» **Material to process**:
◆ ◆ ◆ ◆ ◆ ◆ ◆

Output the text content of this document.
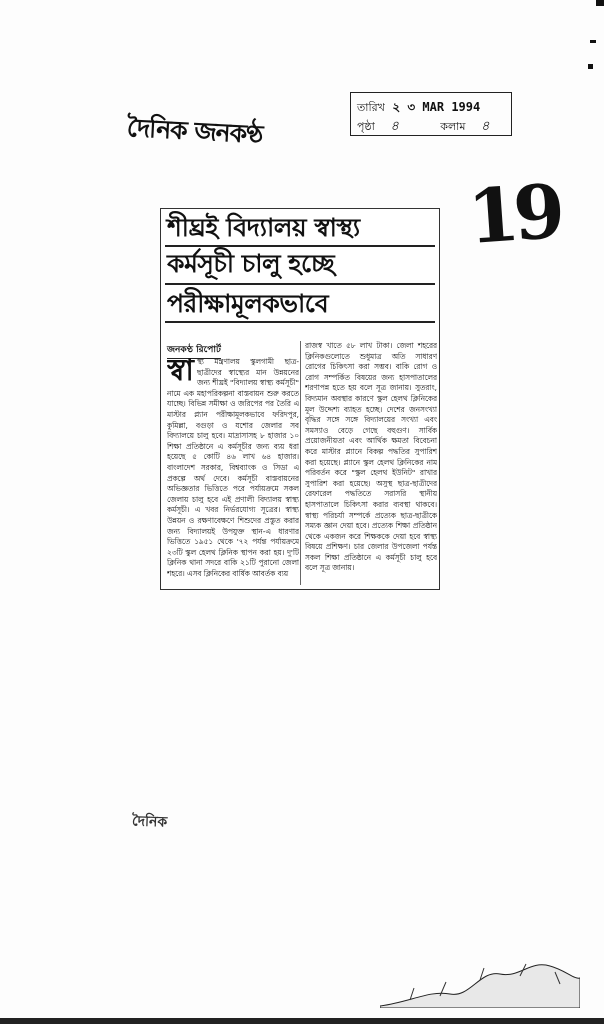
দৈনিক জনকণ্ঠ
তারিখ ২ ৩ MAR 1994
পৃষ্ঠা ৪	কলাম ৪
19
শীঘ্রই বিদ্যালয় স্বাস্থ্য
কর্মসূচী চালু হচ্ছে
পরীক্ষামূলকভাবে
জনকণ্ঠ রিপোর্ট
স্বা স্থ্য মন্ত্রণালয় স্কুলগামী ছাত্র-ছাত্রীদের স্বাস্থ্যের মান উন্নয়নের জন্য শীঘ্রই "বিদ্যালয় স্বাস্থ্য কর্মসূচী" নামে এক মহাপরিকল্পনা বাস্তবায়ন শুরু করতে যাচ্ছে। বিভিন্ন সমীক্ষা ও জরিপের পর তৈরি এ মাস্টার প্ল্যান পরীক্ষামূলকভাবে ফরিদপুর, কুমিল্লা, বগুড়া ও যশোর জেলার সব বিদ্যালয়ে চালু হবে। মাদ্রাসাসহ ৮ হাজার ১০ শিক্ষা প্রতিষ্ঠানে এ কর্মসূচীর জন্য ব্যয় ধরা হয়েছে ৫ কোটি ৪৬ লাখ ৬৪ হাজার। বাংলাদেশ সরকার, বিশ্বব্যাংক ও সিডা এ প্রকল্পে অর্থ দেবে। কর্মসূচী বাস্তবায়নের অভিজ্ঞতার ভিত্তিতে পরে পর্যায়ক্রমে সকল জেলায় চালু হবে এই প্রণালী বিদ্যালয় স্বাস্থ্য কর্মসূচী। এ খবর নির্ভরযোগ্য সূত্রের। স্বাস্থ্য উন্নয়ন ও রক্ষণাবেক্ষণে শিশুদের প্রস্তুত করার জন্য বিদ্যালয়ই উপযুক্ত স্থান-এ ধারণার ভিত্তিতে ১৯৫১ থেকে '৭২ পর্যন্ত পর্যায়ক্রমে ২৩টি স্কুল হেলথ ক্লিনিক স্থাপন করা হয়। দু'টি ক্লিনিক থানা সদরে বাকি ২১টি পুরানো জেলা শহরে। এসব ক্লিনিকের বার্ষিক আবর্তক ব্যয়

রাজস্ব খাতে ৫৮ লাখ টাকা। জেলা শহরের ক্লিনিকগুলোতে শুধুমাত্র অতি সাধারণ রোগের চিকিৎসা করা সম্ভব। বাকি রোগ ও রোগ সম্পর্কিত বিষয়ের জন্য হাসপাতালের শরণাপন্ন হতে হয় বলে সূত্র জানায়। সুতরাং, বিদ্যমান অবস্থার কারণে স্কুল হেলথ ক্লিনিকের মূল উদ্দেশ্য ব্যাহত হচ্ছে। দেশের জনসংখ্যা বৃদ্ধির সঙ্গে সঙ্গে বিদ্যালয়ের সংখ্যা এবং সমস্যাও বেড়ে গেছে বহুগুণ। সার্বিক প্রয়োজনীয়তা এবং আর্থিক ক্ষমতা বিবেচনা করে মাস্টার প্ল্যানে বিকল্প পদ্ধতির সুপারিশ করা হয়েছে। প্ল্যানে স্কুল হেলথ ক্লিনিকের নাম পরিবর্তন করে "স্কুল হেলথ ইউনিট" রাখার সুপারিশ করা হয়েছে। অসুস্থ ছাত্র-ছাত্রীদের রেফারেল পদ্ধতিতে সরাসরি স্থানীয় হাসপাতালে চিকিৎসা করার ব্যবস্থা থাকবে। স্বাস্থ্য পরিচর্যা সম্পর্কে প্রত্যেক ছাত্র-ছাত্রীকে সম্যক জ্ঞান দেয়া হবে। প্রত্যেক শিক্ষা প্রতিষ্ঠান থেকে একজন করে শিক্ষককে দেয়া হবে স্বাস্থ্য বিষয়ে প্রশিক্ষণ। চার জেলার উপজেলা পর্যন্ত সকল শিক্ষা প্রতিষ্ঠানে এ কর্মসূচী চালু হবে বলে সূত্র জানায়।

দৈনিক
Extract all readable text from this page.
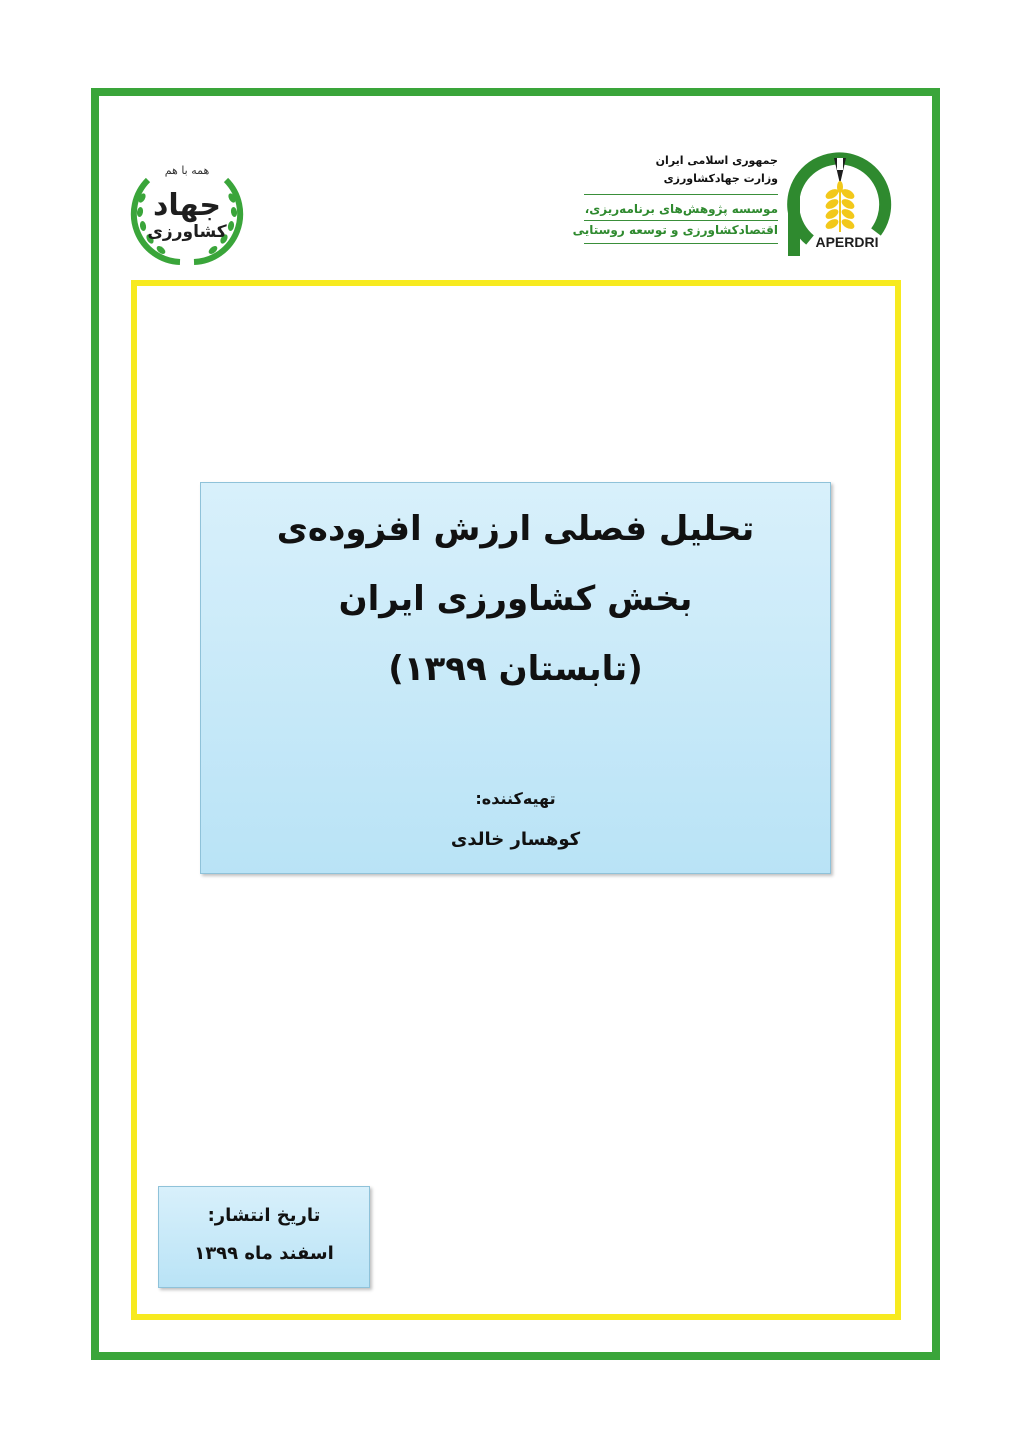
همه با هم
جهاد
کشاورزی
جمهوری اسلامی ایران
وزارت جهادکشاورزی
موسسه پژوهش‌های برنامه‌ریزی،
اقتصادکشاورزی و توسعه روستایی
APERDRI
تحلیل فصلی ارزش افزوده‌ی
بخش کشاورزی ایران
(تابستان ۱۳۹۹)
تهیه‌کننده:
کوهسار خالدی
تاریخ انتشار:
اسفند ماه ۱۳۹۹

◆ ◆ ◆ ◆ ◆ ◆ ◆

» **The exercise**:
Copy out every line of the listing that includes the string "text".

» **Result**:
Output the text content of this document.
Extract all readable text from this page.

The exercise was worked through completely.